> _EXERCISE BRIEF_: Exclude all pictures, then copy each of the records exactly as written.

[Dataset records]
** start **
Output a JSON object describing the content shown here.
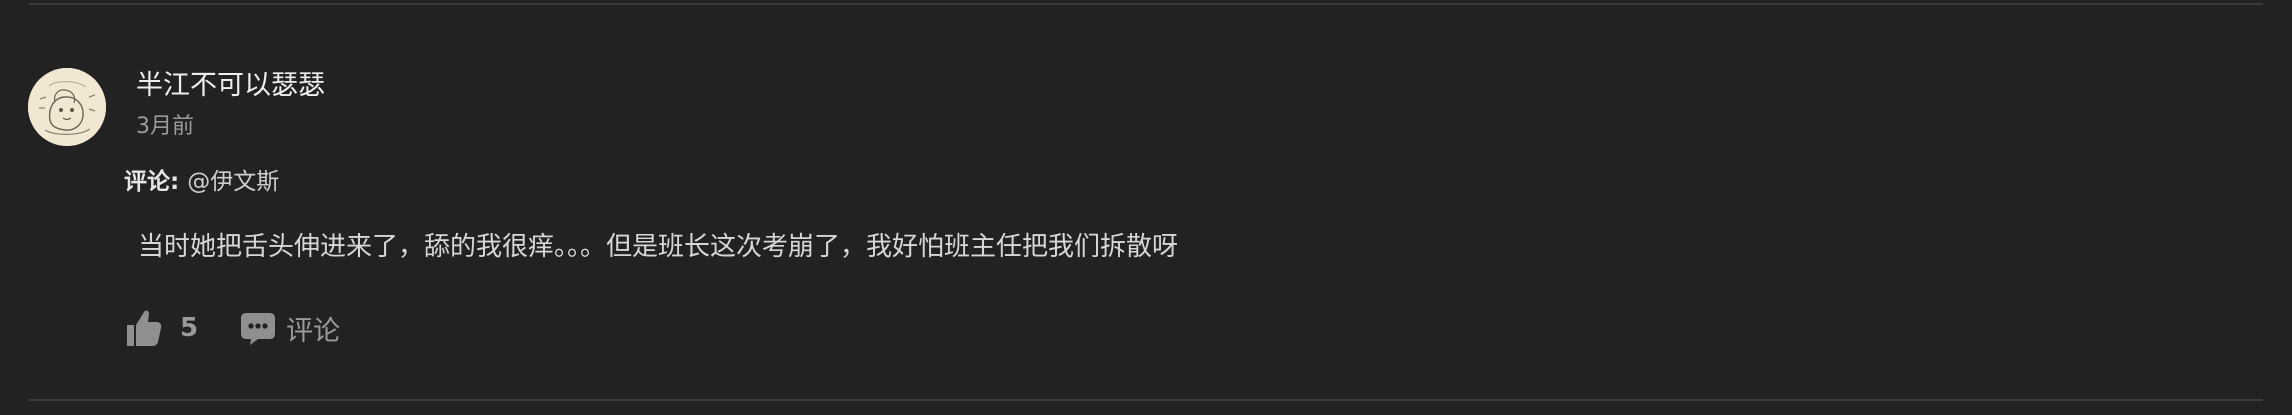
{
  "comment": {
    "username": "半江不可以瑟瑟",
    "timestamp": "3月前",
    "reply_label": "评论:",
    "reply_target": "@伊文斯",
    "content": "当时她把舌头伸进来了，舔的我很痒。。。但是班长这次考崩了，我好怕班主任把我们拆散呀",
    "likes": "5",
    "comment_action_label": "评论"
  },
  "icons": {
    "like": "thumbs-up-icon",
    "comment": "chat-bubble-icon"
  },
  "colors": {
    "background": "#222222",
    "divider": "#3a3a3a",
    "text_primary": "#eeeeee",
    "text_secondary": "#9b9b9b",
    "icon": "#8f8f8f"
  }
}
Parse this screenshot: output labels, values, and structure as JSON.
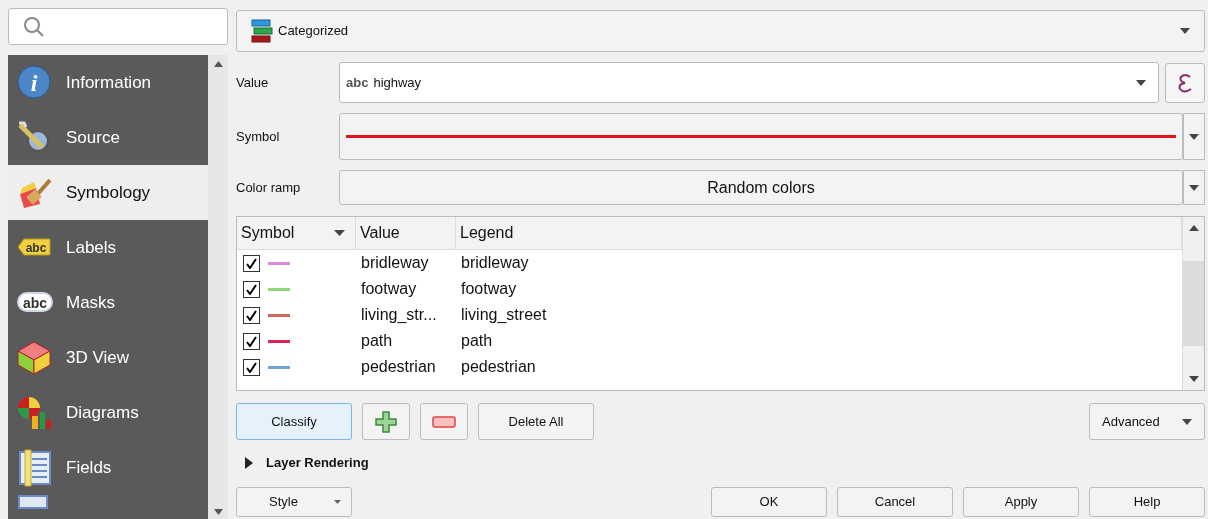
{
  "sidebar": {
    "items": [
      {
        "label": "Information",
        "icon_text": "i",
        "selected": false
      },
      {
        "label": "Source",
        "selected": false
      },
      {
        "label": "Symbology",
        "selected": true
      },
      {
        "label": "Labels",
        "icon_text": "abc",
        "selected": false
      },
      {
        "label": "Masks",
        "icon_text": "abc",
        "selected": false
      },
      {
        "label": "3D View",
        "selected": false
      },
      {
        "label": "Diagrams",
        "selected": false
      },
      {
        "label": "Fields",
        "selected": false
      }
    ]
  },
  "renderer": {
    "value": "Categorized"
  },
  "form": {
    "value_label": "Value",
    "value_type": "abc",
    "value": "highway",
    "symbol_label": "Symbol",
    "ramp_label": "Color ramp",
    "ramp_value": "Random colors"
  },
  "table": {
    "columns": [
      "Symbol",
      "Value",
      "Legend"
    ],
    "rows": [
      {
        "checked": true,
        "color": "#d98ad9",
        "value": "bridleway",
        "legend": "bridleway"
      },
      {
        "checked": true,
        "color": "#8fd67a",
        "value": "footway",
        "legend": "footway"
      },
      {
        "checked": true,
        "color": "#cc6a5c",
        "value": "living_str...",
        "legend": "living_street"
      },
      {
        "checked": true,
        "color": "#d8245a",
        "value": "path",
        "legend": "path"
      },
      {
        "checked": true,
        "color": "#6fa3dc",
        "value": "pedestrian",
        "legend": "pedestrian"
      }
    ]
  },
  "actions": {
    "classify": "Classify",
    "delete_all": "Delete All",
    "advanced": "Advanced"
  },
  "layer_rendering": {
    "label": "Layer Rendering",
    "expanded": false
  },
  "footer": {
    "style": "Style",
    "buttons": [
      "OK",
      "Cancel",
      "Apply",
      "Help"
    ]
  }
}
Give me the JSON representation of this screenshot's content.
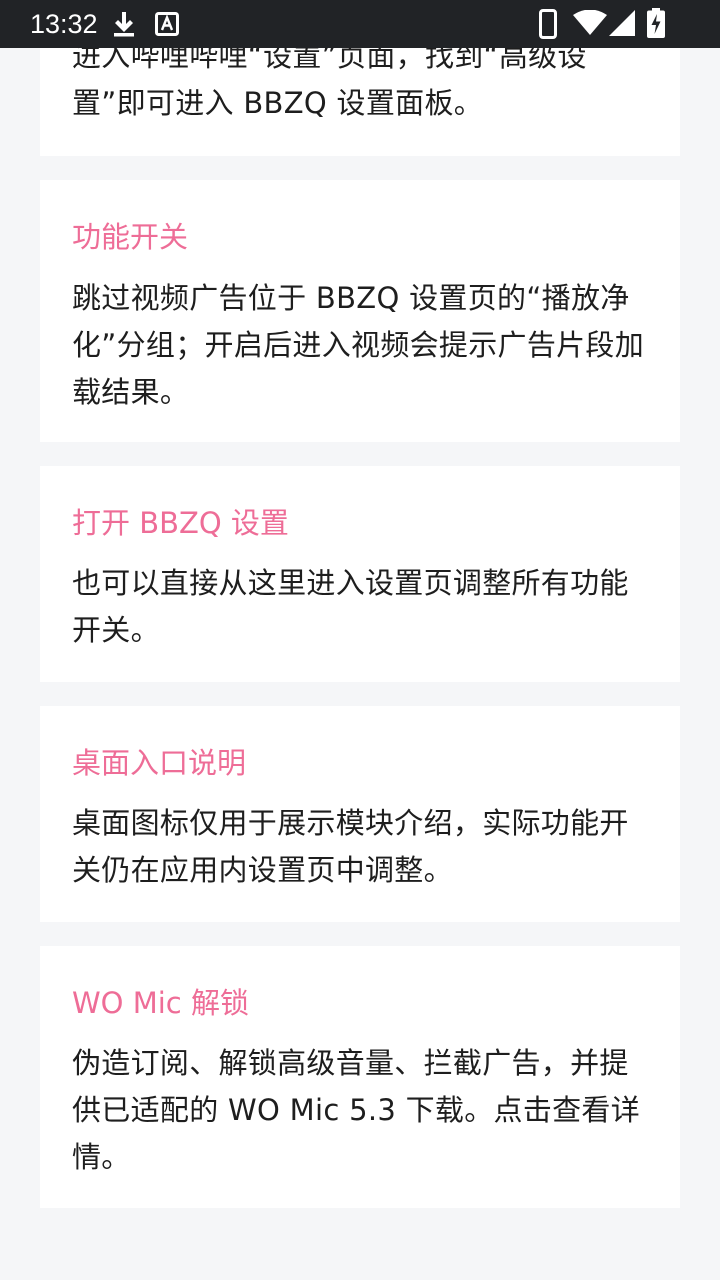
{
  "status_bar": {
    "time": "13:32",
    "icons": [
      "download-icon",
      "a-box-icon",
      "phone-icon",
      "wifi-icon",
      "signal-icon",
      "battery-charging-icon"
    ]
  },
  "cards": [
    {
      "title": "",
      "body": "进入哔哩哔哩“设置”页面，找到“高级设置”即可进入 BBZQ 设置面板。"
    },
    {
      "title": "功能开关",
      "body": "跳过视频广告位于 BBZQ 设置页的“播放净化”分组；开启后进入视频会提示广告片段加载结果。"
    },
    {
      "title": "打开 BBZQ 设置",
      "body": "也可以直接从这里进入设置页调整所有功能开关。"
    },
    {
      "title": "桌面入口说明",
      "body": "桌面图标仅用于展示模块介绍，实际功能开关仍在应用内设置页中调整。"
    },
    {
      "title": "WO Mic 解锁",
      "body": "伪造订阅、解锁高级音量、拦截广告，并提供已适配的 WO Mic 5.3 下载。点击查看详情。"
    }
  ],
  "colors": {
    "accent": "#ee6d97",
    "status_bar_bg": "#212326",
    "page_bg": "#f5f6f8",
    "card_bg": "#ffffff",
    "body_text": "#1e1e1e"
  }
}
** end **
> _TASK RESULT_:
Output a JSON object describing the content shown here.
{
  "comment": {
    "username": "半江不可以瑟瑟",
    "timestamp": "3月前",
    "reply_label": "评论:",
    "reply_target": "@伊文斯",
    "content": "当时她把舌头伸进来了，舔的我很痒。。。但是班长这次考崩了，我好怕班主任把我们拆散呀",
    "likes": "5",
    "comment_action_label": "评论"
  },
  "icons": {
    "like": "thumbs-up-icon",
    "comment": "chat-bubble-icon"
  },
  "colors": {
    "background": "#222222",
    "divider": "#3a3a3a",
    "text_primary": "#eeeeee",
    "text_secondary": "#9b9b9b",
    "icon": "#8f8f8f"
  }
}
Parse this screenshot: output labels, values, and structure as JSON.
{
  "sidebar": {
    "items": [
      {
        "label": "Information",
        "icon_text": "i",
        "selected": false
      },
      {
        "label": "Source",
        "selected": false
      },
      {
        "label": "Symbology",
        "selected": true
      },
      {
        "label": "Labels",
        "icon_text": "abc",
        "selected": false
      },
      {
        "label": "Masks",
        "icon_text": "abc",
        "selected": false
      },
      {
        "label": "3D View",
        "selected": false
      },
      {
        "label": "Diagrams",
        "selected": false
      },
      {
        "label": "Fields",
        "selected": false
      }
    ]
  },
  "renderer": {
    "value": "Categorized"
  },
  "form": {
    "value_label": "Value",
    "value_type": "abc",
    "value": "highway",
    "symbol_label": "Symbol",
    "ramp_label": "Color ramp",
    "ramp_value": "Random colors"
  },
  "table": {
    "columns": [
      "Symbol",
      "Value",
      "Legend"
    ],
    "rows": [
      {
        "checked": true,
        "color": "#d98ad9",
        "value": "bridleway",
        "legend": "bridleway"
      },
      {
        "checked": true,
        "color": "#8fd67a",
        "value": "footway",
        "legend": "footway"
      },
      {
        "checked": true,
        "color": "#cc6a5c",
        "value": "living_str...",
        "legend": "living_street"
      },
      {
        "checked": true,
        "color": "#d8245a",
        "value": "path",
        "legend": "path"
      },
      {
        "checked": true,
        "color": "#6fa3dc",
        "value": "pedestrian",
        "legend": "pedestrian"
      }
    ]
  },
  "actions": {
    "classify": "Classify",
    "delete_all": "Delete All",
    "advanced": "Advanced"
  },
  "layer_rendering": {
    "label": "Layer Rendering",
    "expanded": false
  },
  "footer": {
    "style": "Style",
    "buttons": [
      "OK",
      "Cancel",
      "Apply",
      "Help"
    ]
  }
}
Give me the JSON representation of this screenshot's content.
{
  "status_bar": {
    "time": "13:32",
    "icons": [
      "download-icon",
      "a-box-icon",
      "phone-icon",
      "wifi-icon",
      "signal-icon",
      "battery-charging-icon"
    ]
  },
  "cards": [
    {
      "title": "",
      "body": "进入哔哩哔哩“设置”页面，找到“高级设置”即可进入 BBZQ 设置面板。"
    },
    {
      "title": "功能开关",
      "body": "跳过视频广告位于 BBZQ 设置页的“播放净化”分组；开启后进入视频会提示广告片段加载结果。"
    },
    {
      "title": "打开 BBZQ 设置",
      "body": "也可以直接从这里进入设置页调整所有功能开关。"
    },
    {
      "title": "桌面入口说明",
      "body": "桌面图标仅用于展示模块介绍，实际功能开关仍在应用内设置页中调整。"
    },
    {
      "title": "WO Mic 解锁",
      "body": "伪造订阅、解锁高级音量、拦截广告，并提供已适配的 WO Mic 5.3 下载。点击查看详情。"
    }
  ],
  "colors": {
    "accent": "#ee6d97",
    "status_bar_bg": "#212326",
    "page_bg": "#f5f6f8",
    "card_bg": "#ffffff",
    "body_text": "#1e1e1e"
  }
}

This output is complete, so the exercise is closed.